(Excerpt from a dataset)
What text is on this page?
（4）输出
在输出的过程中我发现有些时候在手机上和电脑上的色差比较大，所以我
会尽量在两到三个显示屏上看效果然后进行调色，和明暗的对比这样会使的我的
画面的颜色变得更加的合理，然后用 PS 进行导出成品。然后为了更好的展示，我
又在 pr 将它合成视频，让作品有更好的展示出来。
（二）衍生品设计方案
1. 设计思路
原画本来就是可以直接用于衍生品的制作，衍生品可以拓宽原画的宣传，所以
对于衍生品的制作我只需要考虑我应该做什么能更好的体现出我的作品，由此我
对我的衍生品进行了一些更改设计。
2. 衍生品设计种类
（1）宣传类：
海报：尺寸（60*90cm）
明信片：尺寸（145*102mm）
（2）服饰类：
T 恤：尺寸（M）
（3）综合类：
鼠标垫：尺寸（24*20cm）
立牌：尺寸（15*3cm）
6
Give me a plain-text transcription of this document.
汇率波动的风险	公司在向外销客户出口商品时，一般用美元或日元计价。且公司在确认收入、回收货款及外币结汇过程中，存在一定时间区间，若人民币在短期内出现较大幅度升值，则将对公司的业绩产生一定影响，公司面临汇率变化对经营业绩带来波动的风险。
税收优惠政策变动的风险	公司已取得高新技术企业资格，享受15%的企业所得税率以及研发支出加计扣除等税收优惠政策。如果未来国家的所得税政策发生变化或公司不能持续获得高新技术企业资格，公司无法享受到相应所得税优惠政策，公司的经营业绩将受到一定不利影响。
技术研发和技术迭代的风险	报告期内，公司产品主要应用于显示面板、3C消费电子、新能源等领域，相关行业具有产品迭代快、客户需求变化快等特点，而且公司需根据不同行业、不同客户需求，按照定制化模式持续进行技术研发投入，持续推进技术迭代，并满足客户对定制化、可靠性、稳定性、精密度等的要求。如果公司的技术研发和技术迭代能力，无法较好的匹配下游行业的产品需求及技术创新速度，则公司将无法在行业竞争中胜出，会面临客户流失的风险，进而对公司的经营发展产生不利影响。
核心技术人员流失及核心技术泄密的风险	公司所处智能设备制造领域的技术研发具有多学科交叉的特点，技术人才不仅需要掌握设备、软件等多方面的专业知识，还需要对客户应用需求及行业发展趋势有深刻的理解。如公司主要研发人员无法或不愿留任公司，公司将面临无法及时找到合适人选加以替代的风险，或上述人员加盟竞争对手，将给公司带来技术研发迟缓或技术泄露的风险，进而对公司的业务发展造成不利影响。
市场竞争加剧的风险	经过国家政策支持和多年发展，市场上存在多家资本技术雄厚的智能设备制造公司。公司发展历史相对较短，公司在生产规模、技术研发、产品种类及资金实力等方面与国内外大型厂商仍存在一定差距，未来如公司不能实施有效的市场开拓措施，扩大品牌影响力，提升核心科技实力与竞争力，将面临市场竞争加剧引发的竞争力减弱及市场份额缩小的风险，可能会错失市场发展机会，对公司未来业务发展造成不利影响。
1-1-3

▶ [REQUIRED TASK] Extract every record and return it verbatim.

▶ [RESULT OF THE EXERCISE]
What text is on this page?
（4）输出
在输出的过程中我发现有些时候在手机上和电脑上的色差比较大，所以我
会尽量在两到三个显示屏上看效果然后进行调色，和明暗的对比这样会使的我的
画面的颜色变得更加的合理，然后用 PS 进行导出成品。然后为了更好的展示，我
又在 pr 将它合成视频，让作品有更好的展示出来。
（二）衍生品设计方案
1. 设计思路
原画本来就是可以直接用于衍生品的制作，衍生品可以拓宽原画的宣传，所以
对于衍生品的制作我只需要考虑我应该做什么能更好的体现出我的作品，由此我
对我的衍生品进行了一些更改设计。
2. 衍生品设计种类
（1）宣传类：
海报：尺寸（60*90cm）
明信片：尺寸（145*102mm）
（2）服饰类：
T 恤：尺寸（M）
（3）综合类：
鼠标垫：尺寸（24*20cm）
立牌：尺寸（15*3cm）
6
Give me a plain-text transcription of this document.
汇率波动的风险	公司在向外销客户出口商品时，一般用美元或日元计价。且公司在确认收入、回收货款及外币结汇过程中，存在一定时间区间，若人民币在短期内出现较大幅度升值，则将对公司的业绩产生一定影响，公司面临汇率变化对经营业绩带来波动的风险。
税收优惠政策变动的风险	公司已取得高新技术企业资格，享受15%的企业所得税率以及研发支出加计扣除等税收优惠政策。如果未来国家的所得税政策发生变化或公司不能持续获得高新技术企业资格，公司无法享受到相应所得税优惠政策，公司的经营业绩将受到一定不利影响。
技术研发和技术迭代的风险	报告期内，公司产品主要应用于显示面板、3C消费电子、新能源等领域，相关行业具有产品迭代快、客户需求变化快等特点，而且公司需根据不同行业、不同客户需求，按照定制化模式持续进行技术研发投入，持续推进技术迭代，并满足客户对定制化、可靠性、稳定性、精密度等的要求。如果公司的技术研发和技术迭代能力，无法较好的匹配下游行业的产品需求及技术创新速度，则公司将无法在行业竞争中胜出，会面临客户流失的风险，进而对公司的经营发展产生不利影响。
核心技术人员流失及核心技术泄密的风险	公司所处智能设备制造领域的技术研发具有多学科交叉的特点，技术人才不仅需要掌握设备、软件等多方面的专业知识，还需要对客户应用需求及行业发展趋势有深刻的理解。如公司主要研发人员无法或不愿留任公司，公司将面临无法及时找到合适人选加以替代的风险，或上述人员加盟竞争对手，将给公司带来技术研发迟缓或技术泄露的风险，进而对公司的业务发展造成不利影响。
市场竞争加剧的风险	经过国家政策支持和多年发展，市场上存在多家资本技术雄厚的智能设备制造公司。公司发展历史相对较短，公司在生产规模、技术研发、产品种类及资金实力等方面与国内外大型厂商仍存在一定差距，未来如公司不能实施有效的市场开拓措施，扩大品牌影响力，提升核心科技实力与竞争力，将面临市场竞争加剧引发的竞争力减弱及市场份额缩小的风险，可能会错失市场发展机会，对公司未来业务发展造成不利影响。
1-1-3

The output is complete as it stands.